All of the material below is to be retyped exactly.

>> START Record excerpts

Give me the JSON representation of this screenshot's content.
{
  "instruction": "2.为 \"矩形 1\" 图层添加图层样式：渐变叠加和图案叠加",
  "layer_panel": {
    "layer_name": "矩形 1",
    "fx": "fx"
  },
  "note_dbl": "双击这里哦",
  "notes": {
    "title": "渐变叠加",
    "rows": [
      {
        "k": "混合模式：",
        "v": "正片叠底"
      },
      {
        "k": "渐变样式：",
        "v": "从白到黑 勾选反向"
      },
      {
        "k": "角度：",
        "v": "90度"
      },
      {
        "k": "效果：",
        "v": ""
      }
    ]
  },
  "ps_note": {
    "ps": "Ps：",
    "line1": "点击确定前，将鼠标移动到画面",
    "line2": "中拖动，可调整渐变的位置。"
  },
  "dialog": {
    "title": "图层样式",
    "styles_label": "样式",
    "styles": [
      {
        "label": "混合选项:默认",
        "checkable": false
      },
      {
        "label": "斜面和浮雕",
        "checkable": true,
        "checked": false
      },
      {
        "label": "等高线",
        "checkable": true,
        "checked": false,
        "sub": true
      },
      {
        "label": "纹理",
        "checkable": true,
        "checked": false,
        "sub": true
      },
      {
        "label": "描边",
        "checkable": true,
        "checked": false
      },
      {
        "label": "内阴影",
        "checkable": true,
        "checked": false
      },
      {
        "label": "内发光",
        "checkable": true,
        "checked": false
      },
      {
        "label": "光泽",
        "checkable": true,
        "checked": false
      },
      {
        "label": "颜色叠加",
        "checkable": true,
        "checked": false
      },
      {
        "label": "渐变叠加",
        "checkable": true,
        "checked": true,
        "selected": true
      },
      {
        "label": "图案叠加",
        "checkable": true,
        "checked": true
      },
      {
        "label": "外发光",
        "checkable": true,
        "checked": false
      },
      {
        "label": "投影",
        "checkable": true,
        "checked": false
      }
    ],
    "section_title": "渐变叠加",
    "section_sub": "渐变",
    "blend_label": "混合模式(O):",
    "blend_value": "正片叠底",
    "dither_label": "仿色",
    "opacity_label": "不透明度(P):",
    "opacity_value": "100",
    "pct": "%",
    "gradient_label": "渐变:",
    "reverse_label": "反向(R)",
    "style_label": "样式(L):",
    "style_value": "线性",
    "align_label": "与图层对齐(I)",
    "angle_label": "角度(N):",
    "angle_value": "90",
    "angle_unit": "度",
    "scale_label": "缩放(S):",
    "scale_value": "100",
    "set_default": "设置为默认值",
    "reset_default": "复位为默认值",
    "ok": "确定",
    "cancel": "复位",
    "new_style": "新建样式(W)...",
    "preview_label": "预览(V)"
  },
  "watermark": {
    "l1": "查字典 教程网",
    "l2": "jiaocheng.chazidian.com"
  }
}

>> END Record excerpts

Finished answer>
Give me the JSON representation of this screenshot's content.
{
  "instruction": "2.为 \"矩形 1\" 图层添加图层样式：渐变叠加和图案叠加",
  "layer_panel": {
    "layer_name": "矩形 1",
    "fx": "fx"
  },
  "note_dbl": "双击这里哦",
  "notes": {
    "title": "渐变叠加",
    "rows": [
      {
        "k": "混合模式：",
        "v": "正片叠底"
      },
      {
        "k": "渐变样式：",
        "v": "从白到黑 勾选反向"
      },
      {
        "k": "角度：",
        "v": "90度"
      },
      {
        "k": "效果：",
        "v": ""
      }
    ]
  },
  "ps_note": {
    "ps": "Ps：",
    "line1": "点击确定前，将鼠标移动到画面",
    "line2": "中拖动，可调整渐变的位置。"
  },
  "dialog": {
    "title": "图层样式",
    "styles_label": "样式",
    "styles": [
      {
        "label": "混合选项:默认",
        "checkable": false
      },
      {
        "label": "斜面和浮雕",
        "checkable": true,
        "checked": false
      },
      {
        "label": "等高线",
        "checkable": true,
        "checked": false,
        "sub": true
      },
      {
        "label": "纹理",
        "checkable": true,
        "checked": false,
        "sub": true
      },
      {
        "label": "描边",
        "checkable": true,
        "checked": false
      },
      {
        "label": "内阴影",
        "checkable": true,
        "checked": false
      },
      {
        "label": "内发光",
        "checkable": true,
        "checked": false
      },
      {
        "label": "光泽",
        "checkable": true,
        "checked": false
      },
      {
        "label": "颜色叠加",
        "checkable": true,
        "checked": false
      },
      {
        "label": "渐变叠加",
        "checkable": true,
        "checked": true,
        "selected": true
      },
      {
        "label": "图案叠加",
        "checkable": true,
        "checked": true
      },
      {
        "label": "外发光",
        "checkable": true,
        "checked": false
      },
      {
        "label": "投影",
        "checkable": true,
        "checked": false
      }
    ],
    "section_title": "渐变叠加",
    "section_sub": "渐变",
    "blend_label": "混合模式(O):",
    "blend_value": "正片叠底",
    "dither_label": "仿色",
    "opacity_label": "不透明度(P):",
    "opacity_value": "100",
    "pct": "%",
    "gradient_label": "渐变:",
    "reverse_label": "反向(R)",
    "style_label": "样式(L):",
    "style_value": "线性",
    "align_label": "与图层对齐(I)",
    "angle_label": "角度(N):",
    "angle_value": "90",
    "angle_unit": "度",
    "scale_label": "缩放(S):",
    "scale_value": "100",
    "set_default": "设置为默认值",
    "reset_default": "复位为默认值",
    "ok": "确定",
    "cancel": "复位",
    "new_style": "新建样式(W)...",
    "preview_label": "预览(V)"
  },
  "watermark": {
    "l1": "查字典 教程网",
    "l2": "jiaocheng.chazidian.com"
  }
}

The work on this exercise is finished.